◆ TASK GOAL:
All records are to be retyped faithfully and completely.

◆ INFORMATION SUPPLIED:
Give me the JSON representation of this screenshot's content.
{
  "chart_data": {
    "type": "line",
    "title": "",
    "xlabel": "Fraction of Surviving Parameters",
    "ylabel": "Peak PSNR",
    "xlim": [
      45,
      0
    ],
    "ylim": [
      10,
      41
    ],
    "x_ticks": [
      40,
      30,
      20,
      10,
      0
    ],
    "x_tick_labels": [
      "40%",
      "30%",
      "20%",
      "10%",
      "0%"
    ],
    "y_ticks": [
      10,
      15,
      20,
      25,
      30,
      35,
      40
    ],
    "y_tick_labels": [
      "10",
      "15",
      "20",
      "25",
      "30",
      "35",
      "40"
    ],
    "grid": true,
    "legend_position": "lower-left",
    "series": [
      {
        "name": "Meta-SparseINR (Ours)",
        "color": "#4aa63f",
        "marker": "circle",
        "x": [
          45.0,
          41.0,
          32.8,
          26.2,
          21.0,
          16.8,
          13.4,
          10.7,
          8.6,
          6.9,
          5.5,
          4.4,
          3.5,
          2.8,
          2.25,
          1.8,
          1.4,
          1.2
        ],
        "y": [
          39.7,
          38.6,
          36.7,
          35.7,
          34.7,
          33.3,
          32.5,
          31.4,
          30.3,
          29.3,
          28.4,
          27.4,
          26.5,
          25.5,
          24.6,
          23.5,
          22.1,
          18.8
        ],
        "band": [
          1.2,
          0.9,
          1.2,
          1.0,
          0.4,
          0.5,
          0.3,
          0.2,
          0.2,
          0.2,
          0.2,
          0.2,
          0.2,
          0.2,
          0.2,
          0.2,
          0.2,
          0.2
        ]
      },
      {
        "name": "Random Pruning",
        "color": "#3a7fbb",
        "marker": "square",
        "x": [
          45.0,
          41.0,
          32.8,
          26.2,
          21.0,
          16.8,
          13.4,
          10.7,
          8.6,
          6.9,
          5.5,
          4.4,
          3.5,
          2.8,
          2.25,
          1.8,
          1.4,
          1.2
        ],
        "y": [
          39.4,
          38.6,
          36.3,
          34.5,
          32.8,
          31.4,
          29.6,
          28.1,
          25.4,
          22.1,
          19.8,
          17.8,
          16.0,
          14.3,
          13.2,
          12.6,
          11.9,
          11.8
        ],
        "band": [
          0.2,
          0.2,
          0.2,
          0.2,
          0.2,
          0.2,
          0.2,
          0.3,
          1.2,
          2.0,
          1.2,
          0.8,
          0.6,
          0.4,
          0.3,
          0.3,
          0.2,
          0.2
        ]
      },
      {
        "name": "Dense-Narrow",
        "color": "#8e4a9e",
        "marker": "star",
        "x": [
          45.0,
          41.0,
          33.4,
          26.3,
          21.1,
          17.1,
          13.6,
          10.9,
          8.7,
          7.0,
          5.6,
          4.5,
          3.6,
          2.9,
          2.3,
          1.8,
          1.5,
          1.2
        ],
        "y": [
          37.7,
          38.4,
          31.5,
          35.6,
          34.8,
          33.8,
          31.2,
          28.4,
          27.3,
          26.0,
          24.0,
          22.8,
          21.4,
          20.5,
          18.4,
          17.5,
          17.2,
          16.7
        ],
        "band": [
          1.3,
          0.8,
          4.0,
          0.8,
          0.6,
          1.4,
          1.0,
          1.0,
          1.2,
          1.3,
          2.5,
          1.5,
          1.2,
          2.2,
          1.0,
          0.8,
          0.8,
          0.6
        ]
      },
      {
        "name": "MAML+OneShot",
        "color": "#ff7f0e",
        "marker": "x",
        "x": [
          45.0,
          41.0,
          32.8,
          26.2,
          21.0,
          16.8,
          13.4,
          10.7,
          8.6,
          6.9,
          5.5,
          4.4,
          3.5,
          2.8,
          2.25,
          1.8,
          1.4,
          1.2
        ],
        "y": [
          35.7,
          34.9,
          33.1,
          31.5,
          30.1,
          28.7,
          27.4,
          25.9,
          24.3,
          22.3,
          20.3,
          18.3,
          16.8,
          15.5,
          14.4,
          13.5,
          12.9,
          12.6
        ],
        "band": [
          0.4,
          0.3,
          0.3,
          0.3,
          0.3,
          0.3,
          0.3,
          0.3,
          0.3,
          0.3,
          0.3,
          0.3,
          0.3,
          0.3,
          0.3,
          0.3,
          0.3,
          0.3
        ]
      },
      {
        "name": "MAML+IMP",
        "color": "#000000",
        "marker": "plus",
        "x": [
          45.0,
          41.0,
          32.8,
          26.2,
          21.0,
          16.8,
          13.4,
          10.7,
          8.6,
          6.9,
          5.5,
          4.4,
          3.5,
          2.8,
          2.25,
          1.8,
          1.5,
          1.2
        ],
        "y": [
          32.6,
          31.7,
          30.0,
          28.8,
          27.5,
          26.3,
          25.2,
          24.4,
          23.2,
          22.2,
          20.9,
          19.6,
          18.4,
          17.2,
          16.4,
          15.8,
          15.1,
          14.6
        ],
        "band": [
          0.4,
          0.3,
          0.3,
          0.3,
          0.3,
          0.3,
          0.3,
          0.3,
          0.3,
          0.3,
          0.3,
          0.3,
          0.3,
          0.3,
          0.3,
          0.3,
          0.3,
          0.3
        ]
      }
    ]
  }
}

◆ OUTPUT FOR THIS EXERCISE:
Give me the JSON representation of this screenshot's content.
{
  "chart_data": {
    "type": "line",
    "title": "",
    "xlabel": "Fraction of Surviving Parameters",
    "ylabel": "Peak PSNR",
    "xlim": [
      45,
      0
    ],
    "ylim": [
      10,
      41
    ],
    "x_ticks": [
      40,
      30,
      20,
      10,
      0
    ],
    "x_tick_labels": [
      "40%",
      "30%",
      "20%",
      "10%",
      "0%"
    ],
    "y_ticks": [
      10,
      15,
      20,
      25,
      30,
      35,
      40
    ],
    "y_tick_labels": [
      "10",
      "15",
      "20",
      "25",
      "30",
      "35",
      "40"
    ],
    "grid": true,
    "legend_position": "lower-left",
    "series": [
      {
        "name": "Meta-SparseINR (Ours)",
        "color": "#4aa63f",
        "marker": "circle",
        "x": [
          45.0,
          41.0,
          32.8,
          26.2,
          21.0,
          16.8,
          13.4,
          10.7,
          8.6,
          6.9,
          5.5,
          4.4,
          3.5,
          2.8,
          2.25,
          1.8,
          1.4,
          1.2
        ],
        "y": [
          39.7,
          38.6,
          36.7,
          35.7,
          34.7,
          33.3,
          32.5,
          31.4,
          30.3,
          29.3,
          28.4,
          27.4,
          26.5,
          25.5,
          24.6,
          23.5,
          22.1,
          18.8
        ],
        "band": [
          1.2,
          0.9,
          1.2,
          1.0,
          0.4,
          0.5,
          0.3,
          0.2,
          0.2,
          0.2,
          0.2,
          0.2,
          0.2,
          0.2,
          0.2,
          0.2,
          0.2,
          0.2
        ]
      },
      {
        "name": "Random Pruning",
        "color": "#3a7fbb",
        "marker": "square",
        "x": [
          45.0,
          41.0,
          32.8,
          26.2,
          21.0,
          16.8,
          13.4,
          10.7,
          8.6,
          6.9,
          5.5,
          4.4,
          3.5,
          2.8,
          2.25,
          1.8,
          1.4,
          1.2
        ],
        "y": [
          39.4,
          38.6,
          36.3,
          34.5,
          32.8,
          31.4,
          29.6,
          28.1,
          25.4,
          22.1,
          19.8,
          17.8,
          16.0,
          14.3,
          13.2,
          12.6,
          11.9,
          11.8
        ],
        "band": [
          0.2,
          0.2,
          0.2,
          0.2,
          0.2,
          0.2,
          0.2,
          0.3,
          1.2,
          2.0,
          1.2,
          0.8,
          0.6,
          0.4,
          0.3,
          0.3,
          0.2,
          0.2
        ]
      },
      {
        "name": "Dense-Narrow",
        "color": "#8e4a9e",
        "marker": "star",
        "x": [
          45.0,
          41.0,
          33.4,
          26.3,
          21.1,
          17.1,
          13.6,
          10.9,
          8.7,
          7.0,
          5.6,
          4.5,
          3.6,
          2.9,
          2.3,
          1.8,
          1.5,
          1.2
        ],
        "y": [
          37.7,
          38.4,
          31.5,
          35.6,
          34.8,
          33.8,
          31.2,
          28.4,
          27.3,
          26.0,
          24.0,
          22.8,
          21.4,
          20.5,
          18.4,
          17.5,
          17.2,
          16.7
        ],
        "band": [
          1.3,
          0.8,
          4.0,
          0.8,
          0.6,
          1.4,
          1.0,
          1.0,
          1.2,
          1.3,
          2.5,
          1.5,
          1.2,
          2.2,
          1.0,
          0.8,
          0.8,
          0.6
        ]
      },
      {
        "name": "MAML+OneShot",
        "color": "#ff7f0e",
        "marker": "x",
        "x": [
          45.0,
          41.0,
          32.8,
          26.2,
          21.0,
          16.8,
          13.4,
          10.7,
          8.6,
          6.9,
          5.5,
          4.4,
          3.5,
          2.8,
          2.25,
          1.8,
          1.4,
          1.2
        ],
        "y": [
          35.7,
          34.9,
          33.1,
          31.5,
          30.1,
          28.7,
          27.4,
          25.9,
          24.3,
          22.3,
          20.3,
          18.3,
          16.8,
          15.5,
          14.4,
          13.5,
          12.9,
          12.6
        ],
        "band": [
          0.4,
          0.3,
          0.3,
          0.3,
          0.3,
          0.3,
          0.3,
          0.3,
          0.3,
          0.3,
          0.3,
          0.3,
          0.3,
          0.3,
          0.3,
          0.3,
          0.3,
          0.3
        ]
      },
      {
        "name": "MAML+IMP",
        "color": "#000000",
        "marker": "plus",
        "x": [
          45.0,
          41.0,
          32.8,
          26.2,
          21.0,
          16.8,
          13.4,
          10.7,
          8.6,
          6.9,
          5.5,
          4.4,
          3.5,
          2.8,
          2.25,
          1.8,
          1.5,
          1.2
        ],
        "y": [
          32.6,
          31.7,
          30.0,
          28.8,
          27.5,
          26.3,
          25.2,
          24.4,
          23.2,
          22.2,
          20.9,
          19.6,
          18.4,
          17.2,
          16.4,
          15.8,
          15.1,
          14.6
        ],
        "band": [
          0.4,
          0.3,
          0.3,
          0.3,
          0.3,
          0.3,
          0.3,
          0.3,
          0.3,
          0.3,
          0.3,
          0.3,
          0.3,
          0.3,
          0.3,
          0.3,
          0.3,
          0.3
        ]
      }
    ]
  }
}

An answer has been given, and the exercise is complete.